*Goal*: Which lines in the records below contain the word "يوسف"? Copy each of them.

*Provided material*:
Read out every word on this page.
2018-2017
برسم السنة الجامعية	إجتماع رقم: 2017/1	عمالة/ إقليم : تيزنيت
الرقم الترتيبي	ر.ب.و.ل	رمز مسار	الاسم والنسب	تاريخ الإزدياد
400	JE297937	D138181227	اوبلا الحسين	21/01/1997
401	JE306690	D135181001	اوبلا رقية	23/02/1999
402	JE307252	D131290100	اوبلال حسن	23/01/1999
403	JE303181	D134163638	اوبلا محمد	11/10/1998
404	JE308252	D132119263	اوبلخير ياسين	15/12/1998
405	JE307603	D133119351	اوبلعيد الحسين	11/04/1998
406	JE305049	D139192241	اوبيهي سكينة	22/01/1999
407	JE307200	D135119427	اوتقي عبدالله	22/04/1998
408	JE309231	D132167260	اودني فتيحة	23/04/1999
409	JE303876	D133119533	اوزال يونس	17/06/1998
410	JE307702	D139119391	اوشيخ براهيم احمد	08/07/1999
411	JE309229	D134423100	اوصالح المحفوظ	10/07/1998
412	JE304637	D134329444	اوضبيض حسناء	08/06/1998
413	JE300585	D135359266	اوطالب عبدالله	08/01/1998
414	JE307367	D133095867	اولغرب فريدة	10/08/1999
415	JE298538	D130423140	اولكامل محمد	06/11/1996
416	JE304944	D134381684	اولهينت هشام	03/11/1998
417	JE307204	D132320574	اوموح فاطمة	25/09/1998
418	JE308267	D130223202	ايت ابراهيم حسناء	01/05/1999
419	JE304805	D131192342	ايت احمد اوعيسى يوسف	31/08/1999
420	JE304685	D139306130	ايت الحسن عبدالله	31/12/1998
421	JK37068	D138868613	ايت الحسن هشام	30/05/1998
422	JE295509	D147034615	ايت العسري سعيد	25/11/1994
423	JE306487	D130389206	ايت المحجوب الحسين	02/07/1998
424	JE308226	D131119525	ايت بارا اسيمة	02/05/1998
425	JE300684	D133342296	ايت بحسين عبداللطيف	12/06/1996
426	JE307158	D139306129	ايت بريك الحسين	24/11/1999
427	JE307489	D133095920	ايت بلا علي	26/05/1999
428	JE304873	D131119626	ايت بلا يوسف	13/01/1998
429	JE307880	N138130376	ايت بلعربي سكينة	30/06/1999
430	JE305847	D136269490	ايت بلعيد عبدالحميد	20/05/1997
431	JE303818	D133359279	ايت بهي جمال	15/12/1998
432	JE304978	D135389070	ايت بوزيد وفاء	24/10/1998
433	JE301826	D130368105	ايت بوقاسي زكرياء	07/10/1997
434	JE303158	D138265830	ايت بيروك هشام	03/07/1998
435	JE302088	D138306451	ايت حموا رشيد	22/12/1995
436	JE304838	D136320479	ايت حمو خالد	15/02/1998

*Task solution*:
419	JE304805	D131192342	ايت احمد اوعيسى يوسف	31/08/1999
428	JE304873	D131119626	ايت بلا يوسف	13/01/1998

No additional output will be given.